Work instructions
Copy the data from the line that contains "Serialize everything readable" to its last line, exactly, including both of those lines and leaving out everything before.

Stored items from a collection
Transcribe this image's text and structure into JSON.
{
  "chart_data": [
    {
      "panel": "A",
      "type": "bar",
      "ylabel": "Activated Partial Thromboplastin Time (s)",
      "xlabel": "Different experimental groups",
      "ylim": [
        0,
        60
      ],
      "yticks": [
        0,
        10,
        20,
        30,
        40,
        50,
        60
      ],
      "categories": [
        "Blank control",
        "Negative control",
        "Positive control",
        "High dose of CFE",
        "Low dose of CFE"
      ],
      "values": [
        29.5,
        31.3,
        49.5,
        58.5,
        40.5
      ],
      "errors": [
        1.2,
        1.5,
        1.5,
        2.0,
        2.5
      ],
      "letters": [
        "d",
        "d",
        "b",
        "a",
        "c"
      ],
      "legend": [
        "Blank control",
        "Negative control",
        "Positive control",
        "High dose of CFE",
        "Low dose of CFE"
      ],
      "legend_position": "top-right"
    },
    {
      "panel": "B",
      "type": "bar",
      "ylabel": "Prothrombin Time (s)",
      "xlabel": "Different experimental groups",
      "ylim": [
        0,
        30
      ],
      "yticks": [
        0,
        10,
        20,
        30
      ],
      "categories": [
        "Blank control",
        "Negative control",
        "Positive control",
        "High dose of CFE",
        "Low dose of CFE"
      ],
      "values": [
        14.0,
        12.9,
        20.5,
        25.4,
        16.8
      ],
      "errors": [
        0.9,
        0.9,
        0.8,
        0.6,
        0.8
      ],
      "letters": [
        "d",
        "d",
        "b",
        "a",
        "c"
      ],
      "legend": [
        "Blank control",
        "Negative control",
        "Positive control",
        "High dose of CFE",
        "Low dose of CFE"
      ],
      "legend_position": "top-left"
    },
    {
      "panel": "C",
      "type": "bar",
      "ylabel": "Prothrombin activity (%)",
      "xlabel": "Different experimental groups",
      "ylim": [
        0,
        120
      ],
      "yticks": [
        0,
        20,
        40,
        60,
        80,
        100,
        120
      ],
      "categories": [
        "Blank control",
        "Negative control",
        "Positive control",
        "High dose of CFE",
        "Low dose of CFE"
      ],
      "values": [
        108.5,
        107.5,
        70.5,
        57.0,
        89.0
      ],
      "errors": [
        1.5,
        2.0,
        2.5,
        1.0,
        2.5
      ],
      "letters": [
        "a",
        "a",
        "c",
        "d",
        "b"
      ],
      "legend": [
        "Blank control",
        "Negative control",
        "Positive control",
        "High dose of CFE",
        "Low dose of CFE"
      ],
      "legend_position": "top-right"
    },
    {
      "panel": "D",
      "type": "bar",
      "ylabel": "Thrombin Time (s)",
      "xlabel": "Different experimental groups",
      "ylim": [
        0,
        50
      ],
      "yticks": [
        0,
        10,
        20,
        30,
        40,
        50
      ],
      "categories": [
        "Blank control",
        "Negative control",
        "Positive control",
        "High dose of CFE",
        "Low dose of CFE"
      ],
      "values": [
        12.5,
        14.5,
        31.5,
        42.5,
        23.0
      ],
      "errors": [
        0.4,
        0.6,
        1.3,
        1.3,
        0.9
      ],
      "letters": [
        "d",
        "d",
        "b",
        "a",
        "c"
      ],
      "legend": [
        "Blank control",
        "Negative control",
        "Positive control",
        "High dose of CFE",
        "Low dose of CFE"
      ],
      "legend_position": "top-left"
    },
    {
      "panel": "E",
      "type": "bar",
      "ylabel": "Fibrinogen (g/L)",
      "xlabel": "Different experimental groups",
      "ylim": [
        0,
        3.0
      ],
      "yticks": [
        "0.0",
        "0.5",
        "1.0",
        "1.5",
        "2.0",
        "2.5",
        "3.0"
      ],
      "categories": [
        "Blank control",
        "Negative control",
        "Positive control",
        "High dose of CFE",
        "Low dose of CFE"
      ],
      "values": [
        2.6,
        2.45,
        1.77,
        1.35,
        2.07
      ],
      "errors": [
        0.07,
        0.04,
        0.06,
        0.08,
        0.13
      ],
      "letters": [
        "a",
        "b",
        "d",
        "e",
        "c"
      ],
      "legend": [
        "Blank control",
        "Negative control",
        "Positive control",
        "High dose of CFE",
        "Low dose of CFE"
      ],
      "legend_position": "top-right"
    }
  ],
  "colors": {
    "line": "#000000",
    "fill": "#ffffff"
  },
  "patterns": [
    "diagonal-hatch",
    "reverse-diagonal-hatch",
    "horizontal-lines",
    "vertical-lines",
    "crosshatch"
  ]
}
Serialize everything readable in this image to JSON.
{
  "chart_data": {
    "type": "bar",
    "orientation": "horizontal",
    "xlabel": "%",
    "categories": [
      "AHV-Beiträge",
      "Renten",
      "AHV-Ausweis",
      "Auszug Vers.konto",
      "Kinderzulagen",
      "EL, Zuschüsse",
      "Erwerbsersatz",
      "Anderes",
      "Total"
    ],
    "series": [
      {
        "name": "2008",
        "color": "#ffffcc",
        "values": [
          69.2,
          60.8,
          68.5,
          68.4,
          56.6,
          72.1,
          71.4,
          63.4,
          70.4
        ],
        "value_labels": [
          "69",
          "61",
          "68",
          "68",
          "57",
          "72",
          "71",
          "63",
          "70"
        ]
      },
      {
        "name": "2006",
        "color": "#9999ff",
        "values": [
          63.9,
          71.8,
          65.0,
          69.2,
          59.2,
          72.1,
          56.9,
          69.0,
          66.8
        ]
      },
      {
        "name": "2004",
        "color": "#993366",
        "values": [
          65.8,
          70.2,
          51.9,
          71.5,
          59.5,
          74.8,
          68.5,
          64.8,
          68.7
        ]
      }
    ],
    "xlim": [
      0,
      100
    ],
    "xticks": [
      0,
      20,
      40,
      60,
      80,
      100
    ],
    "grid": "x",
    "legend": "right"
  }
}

Task answer
Serialize everything readable in this image to JSON.
{
  "chart_data": {
    "type": "bar",
    "orientation": "horizontal",
    "xlabel": "%",
    "categories": [
      "AHV-Beiträge",
      "Renten",
      "AHV-Ausweis",
      "Auszug Vers.konto",
      "Kinderzulagen",
      "EL, Zuschüsse",
      "Erwerbsersatz",
      "Anderes",
      "Total"
    ],
    "series": [
      {
        "name": "2008",
        "color": "#ffffcc",
        "values": [
          69.2,
          60.8,
          68.5,
          68.4,
          56.6,
          72.1,
          71.4,
          63.4,
          70.4
        ],
        "value_labels": [
          "69",
          "61",
          "68",
          "68",
          "57",
          "72",
          "71",
          "63",
          "70"
        ]
      },
      {
        "name": "2006",
        "color": "#9999ff",
        "values": [
          63.9,
          71.8,
          65.0,
          69.2,
          59.2,
          72.1,
          56.9,
          69.0,
          66.8
        ]
      },
      {
        "name": "2004",
        "color": "#993366",
        "values": [
          65.8,
          70.2,
          51.9,
          71.5,
          59.5,
          74.8,
          68.5,
          64.8,
          68.7
        ]
      }
    ],
    "xlim": [
      0,
      100
    ],
    "xticks": [
      0,
      20,
      40,
      60,
      80,
      100
    ],
    "grid": "x",
    "legend": "right"
  }
}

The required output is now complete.